Stored records ::
-.-.-

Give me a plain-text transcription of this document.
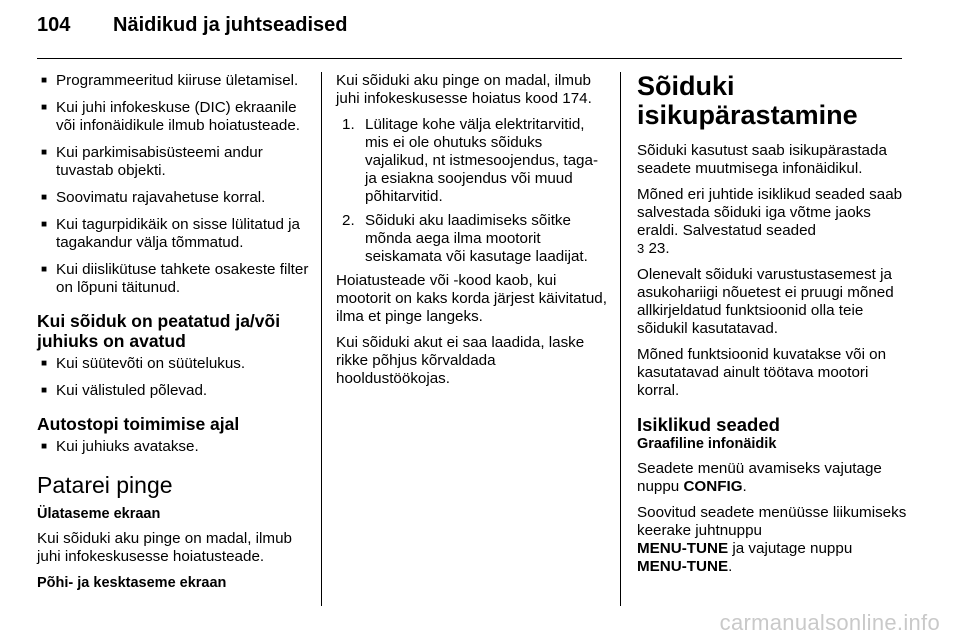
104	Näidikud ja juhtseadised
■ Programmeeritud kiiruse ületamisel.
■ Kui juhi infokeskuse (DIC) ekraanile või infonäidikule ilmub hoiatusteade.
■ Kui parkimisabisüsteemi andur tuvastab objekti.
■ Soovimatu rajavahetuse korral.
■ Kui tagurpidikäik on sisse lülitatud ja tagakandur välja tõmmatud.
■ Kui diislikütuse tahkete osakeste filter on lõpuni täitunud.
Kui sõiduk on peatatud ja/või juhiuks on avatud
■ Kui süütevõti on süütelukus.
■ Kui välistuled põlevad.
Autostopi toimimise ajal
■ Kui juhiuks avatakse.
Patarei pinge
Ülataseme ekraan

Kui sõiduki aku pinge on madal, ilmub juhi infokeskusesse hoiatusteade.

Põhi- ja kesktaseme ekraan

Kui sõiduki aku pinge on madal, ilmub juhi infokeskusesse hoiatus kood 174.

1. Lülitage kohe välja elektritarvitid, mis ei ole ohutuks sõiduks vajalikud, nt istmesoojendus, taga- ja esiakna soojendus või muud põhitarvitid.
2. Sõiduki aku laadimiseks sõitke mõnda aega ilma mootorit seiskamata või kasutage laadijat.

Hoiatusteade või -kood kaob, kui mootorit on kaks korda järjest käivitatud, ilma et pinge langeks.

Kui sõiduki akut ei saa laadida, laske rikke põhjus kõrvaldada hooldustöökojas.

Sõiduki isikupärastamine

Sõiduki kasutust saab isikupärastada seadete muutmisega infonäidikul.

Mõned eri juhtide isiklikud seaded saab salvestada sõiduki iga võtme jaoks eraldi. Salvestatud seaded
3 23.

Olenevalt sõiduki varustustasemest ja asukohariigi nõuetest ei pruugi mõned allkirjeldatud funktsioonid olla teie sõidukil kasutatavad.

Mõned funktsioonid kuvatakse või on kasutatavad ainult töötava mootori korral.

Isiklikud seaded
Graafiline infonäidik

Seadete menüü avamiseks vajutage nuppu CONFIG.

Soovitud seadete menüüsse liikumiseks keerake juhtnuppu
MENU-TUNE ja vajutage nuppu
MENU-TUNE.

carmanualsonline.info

-.-.-

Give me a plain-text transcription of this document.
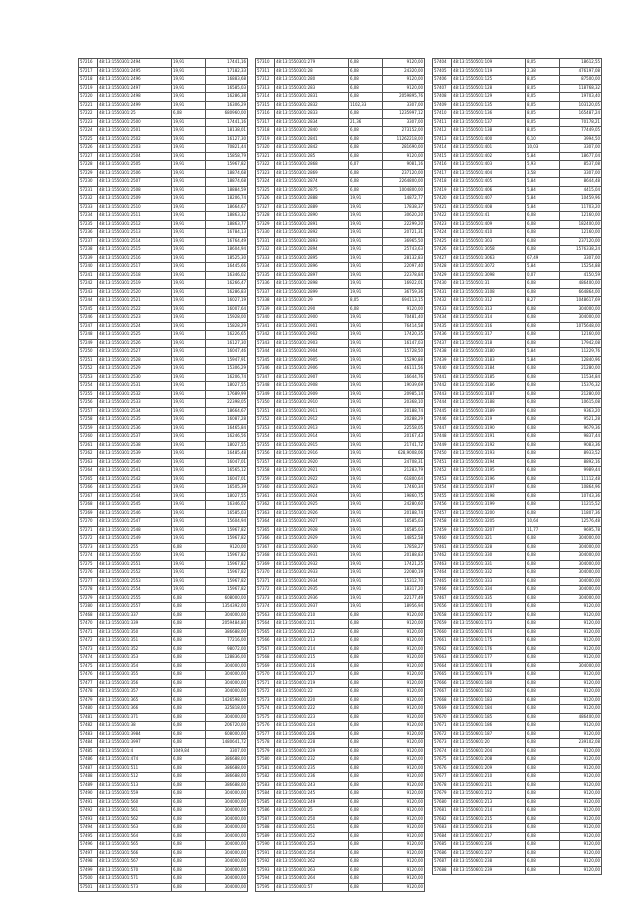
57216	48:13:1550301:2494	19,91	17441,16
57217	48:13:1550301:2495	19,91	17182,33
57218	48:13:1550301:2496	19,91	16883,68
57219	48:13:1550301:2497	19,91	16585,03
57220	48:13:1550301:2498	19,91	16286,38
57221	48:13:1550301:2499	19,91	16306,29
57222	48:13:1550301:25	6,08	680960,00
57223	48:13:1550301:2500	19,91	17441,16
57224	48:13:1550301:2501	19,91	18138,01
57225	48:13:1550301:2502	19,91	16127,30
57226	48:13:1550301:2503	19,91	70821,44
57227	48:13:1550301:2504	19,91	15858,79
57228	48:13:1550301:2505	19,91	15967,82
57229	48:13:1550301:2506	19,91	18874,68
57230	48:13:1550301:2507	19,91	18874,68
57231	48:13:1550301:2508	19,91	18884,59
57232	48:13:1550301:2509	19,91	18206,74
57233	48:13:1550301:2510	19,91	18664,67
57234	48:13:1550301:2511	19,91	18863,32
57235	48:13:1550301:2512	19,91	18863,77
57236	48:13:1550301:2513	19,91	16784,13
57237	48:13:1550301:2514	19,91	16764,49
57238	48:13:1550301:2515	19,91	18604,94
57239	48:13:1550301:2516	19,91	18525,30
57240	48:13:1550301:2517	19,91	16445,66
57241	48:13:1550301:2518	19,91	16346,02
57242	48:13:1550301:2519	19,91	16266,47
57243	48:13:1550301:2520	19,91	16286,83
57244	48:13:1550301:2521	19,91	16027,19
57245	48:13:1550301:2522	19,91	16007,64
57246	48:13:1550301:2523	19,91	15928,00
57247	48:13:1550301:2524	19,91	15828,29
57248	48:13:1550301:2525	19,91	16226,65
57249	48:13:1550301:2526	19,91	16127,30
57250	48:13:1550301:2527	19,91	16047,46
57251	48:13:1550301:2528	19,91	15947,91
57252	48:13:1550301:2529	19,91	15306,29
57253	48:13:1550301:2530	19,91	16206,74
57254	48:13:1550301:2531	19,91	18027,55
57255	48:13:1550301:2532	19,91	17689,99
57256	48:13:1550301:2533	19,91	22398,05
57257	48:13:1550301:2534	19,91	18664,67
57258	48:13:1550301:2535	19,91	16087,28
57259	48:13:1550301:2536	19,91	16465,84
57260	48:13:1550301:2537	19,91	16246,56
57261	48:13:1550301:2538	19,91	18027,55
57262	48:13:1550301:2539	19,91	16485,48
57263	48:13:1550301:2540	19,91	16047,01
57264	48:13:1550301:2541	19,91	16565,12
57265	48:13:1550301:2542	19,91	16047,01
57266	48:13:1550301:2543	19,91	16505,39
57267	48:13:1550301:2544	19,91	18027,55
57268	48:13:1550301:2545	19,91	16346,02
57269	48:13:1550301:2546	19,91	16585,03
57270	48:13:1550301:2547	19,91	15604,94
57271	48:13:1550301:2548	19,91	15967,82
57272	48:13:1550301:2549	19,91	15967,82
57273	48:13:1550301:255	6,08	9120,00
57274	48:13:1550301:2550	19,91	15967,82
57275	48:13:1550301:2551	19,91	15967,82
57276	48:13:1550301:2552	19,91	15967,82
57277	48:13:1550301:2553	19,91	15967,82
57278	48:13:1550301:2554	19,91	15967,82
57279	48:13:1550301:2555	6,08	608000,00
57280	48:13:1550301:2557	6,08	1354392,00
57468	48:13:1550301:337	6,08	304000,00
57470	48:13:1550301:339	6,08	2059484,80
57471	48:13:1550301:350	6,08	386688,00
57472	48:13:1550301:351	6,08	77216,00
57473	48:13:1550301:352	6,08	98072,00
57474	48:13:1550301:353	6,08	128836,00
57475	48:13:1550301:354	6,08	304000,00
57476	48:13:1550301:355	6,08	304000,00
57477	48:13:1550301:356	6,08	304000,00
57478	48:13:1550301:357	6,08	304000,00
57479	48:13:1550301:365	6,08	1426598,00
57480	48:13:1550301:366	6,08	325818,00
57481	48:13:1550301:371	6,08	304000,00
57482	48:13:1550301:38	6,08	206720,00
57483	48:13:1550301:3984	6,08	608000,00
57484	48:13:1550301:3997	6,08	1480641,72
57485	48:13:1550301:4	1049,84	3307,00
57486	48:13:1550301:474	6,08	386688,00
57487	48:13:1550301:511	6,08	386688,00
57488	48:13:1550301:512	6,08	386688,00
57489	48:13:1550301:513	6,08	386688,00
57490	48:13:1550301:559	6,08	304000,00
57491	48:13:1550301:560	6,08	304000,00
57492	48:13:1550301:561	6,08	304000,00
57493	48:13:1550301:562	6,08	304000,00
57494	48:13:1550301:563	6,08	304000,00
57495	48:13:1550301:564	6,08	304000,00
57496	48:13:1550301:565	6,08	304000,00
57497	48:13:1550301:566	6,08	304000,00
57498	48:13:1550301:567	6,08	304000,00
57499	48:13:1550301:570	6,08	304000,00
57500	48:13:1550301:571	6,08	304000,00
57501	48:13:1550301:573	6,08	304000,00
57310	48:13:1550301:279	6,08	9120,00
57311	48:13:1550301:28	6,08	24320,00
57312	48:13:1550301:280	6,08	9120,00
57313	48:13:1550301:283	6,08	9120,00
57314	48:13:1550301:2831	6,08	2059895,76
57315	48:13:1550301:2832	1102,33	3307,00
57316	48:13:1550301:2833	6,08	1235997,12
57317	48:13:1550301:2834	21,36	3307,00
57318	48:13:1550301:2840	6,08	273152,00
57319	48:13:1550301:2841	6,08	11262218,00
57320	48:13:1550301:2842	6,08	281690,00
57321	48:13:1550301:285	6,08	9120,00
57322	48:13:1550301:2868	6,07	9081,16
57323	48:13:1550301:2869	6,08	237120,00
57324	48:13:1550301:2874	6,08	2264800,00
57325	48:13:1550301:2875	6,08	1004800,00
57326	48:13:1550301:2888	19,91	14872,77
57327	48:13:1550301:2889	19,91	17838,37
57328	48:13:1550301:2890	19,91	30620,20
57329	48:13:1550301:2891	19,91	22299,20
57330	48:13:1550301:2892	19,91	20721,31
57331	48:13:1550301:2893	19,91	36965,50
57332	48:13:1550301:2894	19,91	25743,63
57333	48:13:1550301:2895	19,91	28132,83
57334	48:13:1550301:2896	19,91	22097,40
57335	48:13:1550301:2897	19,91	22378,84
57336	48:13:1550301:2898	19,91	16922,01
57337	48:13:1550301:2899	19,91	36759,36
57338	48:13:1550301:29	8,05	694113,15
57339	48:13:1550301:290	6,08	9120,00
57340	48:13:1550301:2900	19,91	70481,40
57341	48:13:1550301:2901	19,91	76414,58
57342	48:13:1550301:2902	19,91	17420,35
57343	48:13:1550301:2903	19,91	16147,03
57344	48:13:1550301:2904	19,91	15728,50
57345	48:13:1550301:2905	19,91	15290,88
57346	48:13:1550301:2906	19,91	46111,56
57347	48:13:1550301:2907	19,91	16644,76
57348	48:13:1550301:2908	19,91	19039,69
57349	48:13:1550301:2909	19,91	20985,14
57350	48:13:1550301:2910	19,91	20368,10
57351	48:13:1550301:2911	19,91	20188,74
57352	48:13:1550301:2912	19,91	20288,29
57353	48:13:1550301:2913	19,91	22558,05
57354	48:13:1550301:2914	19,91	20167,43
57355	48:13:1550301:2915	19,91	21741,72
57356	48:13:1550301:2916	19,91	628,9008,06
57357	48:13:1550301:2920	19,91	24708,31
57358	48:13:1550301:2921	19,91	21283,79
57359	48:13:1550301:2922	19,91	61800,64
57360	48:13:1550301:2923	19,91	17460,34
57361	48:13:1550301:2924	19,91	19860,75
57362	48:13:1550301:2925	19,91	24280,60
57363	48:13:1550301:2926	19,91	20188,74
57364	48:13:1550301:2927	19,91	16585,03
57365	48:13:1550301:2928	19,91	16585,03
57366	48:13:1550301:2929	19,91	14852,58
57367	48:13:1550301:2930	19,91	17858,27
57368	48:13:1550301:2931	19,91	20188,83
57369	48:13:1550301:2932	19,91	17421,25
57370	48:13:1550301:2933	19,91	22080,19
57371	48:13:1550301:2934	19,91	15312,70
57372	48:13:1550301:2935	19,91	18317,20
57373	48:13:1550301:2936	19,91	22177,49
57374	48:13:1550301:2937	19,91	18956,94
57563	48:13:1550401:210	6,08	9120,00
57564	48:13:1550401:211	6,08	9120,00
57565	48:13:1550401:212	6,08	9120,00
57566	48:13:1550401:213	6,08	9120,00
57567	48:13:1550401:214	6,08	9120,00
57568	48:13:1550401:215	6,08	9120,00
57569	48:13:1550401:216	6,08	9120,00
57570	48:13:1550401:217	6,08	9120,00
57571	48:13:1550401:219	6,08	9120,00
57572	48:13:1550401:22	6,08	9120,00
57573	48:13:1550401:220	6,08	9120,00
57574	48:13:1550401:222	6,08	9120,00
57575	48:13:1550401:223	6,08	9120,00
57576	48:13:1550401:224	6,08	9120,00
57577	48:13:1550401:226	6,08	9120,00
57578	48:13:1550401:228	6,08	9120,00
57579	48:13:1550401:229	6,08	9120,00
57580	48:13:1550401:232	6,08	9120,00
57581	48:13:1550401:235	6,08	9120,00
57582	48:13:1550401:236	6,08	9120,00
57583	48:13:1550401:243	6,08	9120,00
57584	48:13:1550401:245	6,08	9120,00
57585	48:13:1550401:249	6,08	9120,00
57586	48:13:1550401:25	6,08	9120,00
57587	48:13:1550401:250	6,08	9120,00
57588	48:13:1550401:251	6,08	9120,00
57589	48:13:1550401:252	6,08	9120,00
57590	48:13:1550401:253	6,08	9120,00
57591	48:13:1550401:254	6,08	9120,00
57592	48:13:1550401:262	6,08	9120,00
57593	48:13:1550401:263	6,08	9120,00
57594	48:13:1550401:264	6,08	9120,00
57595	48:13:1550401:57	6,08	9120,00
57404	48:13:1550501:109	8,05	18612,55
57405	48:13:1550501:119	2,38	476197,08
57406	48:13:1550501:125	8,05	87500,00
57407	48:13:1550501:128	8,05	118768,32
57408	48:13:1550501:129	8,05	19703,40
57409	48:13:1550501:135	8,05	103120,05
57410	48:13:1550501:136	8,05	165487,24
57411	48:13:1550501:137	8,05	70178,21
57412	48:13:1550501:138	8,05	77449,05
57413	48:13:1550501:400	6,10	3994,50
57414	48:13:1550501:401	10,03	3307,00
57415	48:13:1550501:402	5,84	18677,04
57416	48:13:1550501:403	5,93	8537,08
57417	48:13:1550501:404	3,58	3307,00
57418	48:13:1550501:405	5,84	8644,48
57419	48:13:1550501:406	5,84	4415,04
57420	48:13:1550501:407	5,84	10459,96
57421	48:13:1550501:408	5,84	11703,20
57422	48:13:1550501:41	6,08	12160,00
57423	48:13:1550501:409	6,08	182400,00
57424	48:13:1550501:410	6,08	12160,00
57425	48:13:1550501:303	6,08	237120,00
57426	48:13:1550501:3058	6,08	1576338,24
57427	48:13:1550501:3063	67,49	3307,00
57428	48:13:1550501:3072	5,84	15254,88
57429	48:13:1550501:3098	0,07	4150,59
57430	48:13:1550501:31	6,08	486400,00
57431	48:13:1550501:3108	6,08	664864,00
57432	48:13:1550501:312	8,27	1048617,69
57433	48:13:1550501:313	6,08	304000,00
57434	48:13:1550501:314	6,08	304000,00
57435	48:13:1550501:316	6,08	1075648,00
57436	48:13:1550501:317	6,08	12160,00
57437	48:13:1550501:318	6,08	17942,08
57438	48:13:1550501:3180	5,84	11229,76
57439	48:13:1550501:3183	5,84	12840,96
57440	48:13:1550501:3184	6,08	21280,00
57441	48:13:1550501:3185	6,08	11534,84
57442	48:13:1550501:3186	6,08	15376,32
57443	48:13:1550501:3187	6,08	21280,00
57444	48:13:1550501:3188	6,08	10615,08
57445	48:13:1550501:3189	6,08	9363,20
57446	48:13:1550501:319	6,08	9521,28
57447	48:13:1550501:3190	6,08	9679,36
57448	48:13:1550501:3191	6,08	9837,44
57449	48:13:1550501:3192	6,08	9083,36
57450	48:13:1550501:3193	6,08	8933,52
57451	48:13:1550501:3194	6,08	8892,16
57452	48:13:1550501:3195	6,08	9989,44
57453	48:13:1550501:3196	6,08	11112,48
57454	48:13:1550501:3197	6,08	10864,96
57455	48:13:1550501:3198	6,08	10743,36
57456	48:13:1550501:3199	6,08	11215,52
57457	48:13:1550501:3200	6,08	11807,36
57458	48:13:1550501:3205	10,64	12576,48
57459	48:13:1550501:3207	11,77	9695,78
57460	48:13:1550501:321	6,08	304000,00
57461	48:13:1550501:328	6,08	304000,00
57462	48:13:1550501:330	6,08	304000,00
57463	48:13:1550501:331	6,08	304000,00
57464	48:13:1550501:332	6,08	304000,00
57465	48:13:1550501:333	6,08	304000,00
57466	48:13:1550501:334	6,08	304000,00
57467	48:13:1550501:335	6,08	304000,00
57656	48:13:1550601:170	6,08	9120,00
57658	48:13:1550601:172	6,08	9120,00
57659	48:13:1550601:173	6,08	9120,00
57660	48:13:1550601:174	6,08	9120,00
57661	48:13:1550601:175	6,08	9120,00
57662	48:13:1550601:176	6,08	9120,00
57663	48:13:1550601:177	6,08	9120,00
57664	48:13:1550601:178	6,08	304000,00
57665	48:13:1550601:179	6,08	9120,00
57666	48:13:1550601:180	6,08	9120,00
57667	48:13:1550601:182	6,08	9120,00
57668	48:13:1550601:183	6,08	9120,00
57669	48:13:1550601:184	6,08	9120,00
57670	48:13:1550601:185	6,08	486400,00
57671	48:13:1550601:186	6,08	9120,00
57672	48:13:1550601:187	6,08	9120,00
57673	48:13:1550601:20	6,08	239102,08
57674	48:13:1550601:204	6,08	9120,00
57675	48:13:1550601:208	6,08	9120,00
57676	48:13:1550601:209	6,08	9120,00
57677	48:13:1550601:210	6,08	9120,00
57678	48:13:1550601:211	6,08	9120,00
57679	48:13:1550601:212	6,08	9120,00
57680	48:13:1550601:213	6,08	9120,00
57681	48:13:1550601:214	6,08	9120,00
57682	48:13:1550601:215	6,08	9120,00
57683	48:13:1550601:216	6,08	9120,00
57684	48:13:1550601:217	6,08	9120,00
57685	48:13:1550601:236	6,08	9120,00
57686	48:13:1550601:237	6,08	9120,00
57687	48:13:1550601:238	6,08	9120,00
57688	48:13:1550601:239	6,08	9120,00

-.-.-

Exercise instructions ::
Search the entries for the string "vajutage" and collect each line that has it.

Answer to this exercise ::
Seadete menüü avamiseks vajutage nuppu CONFIG.
MENU-TUNE ja vajutage nuppu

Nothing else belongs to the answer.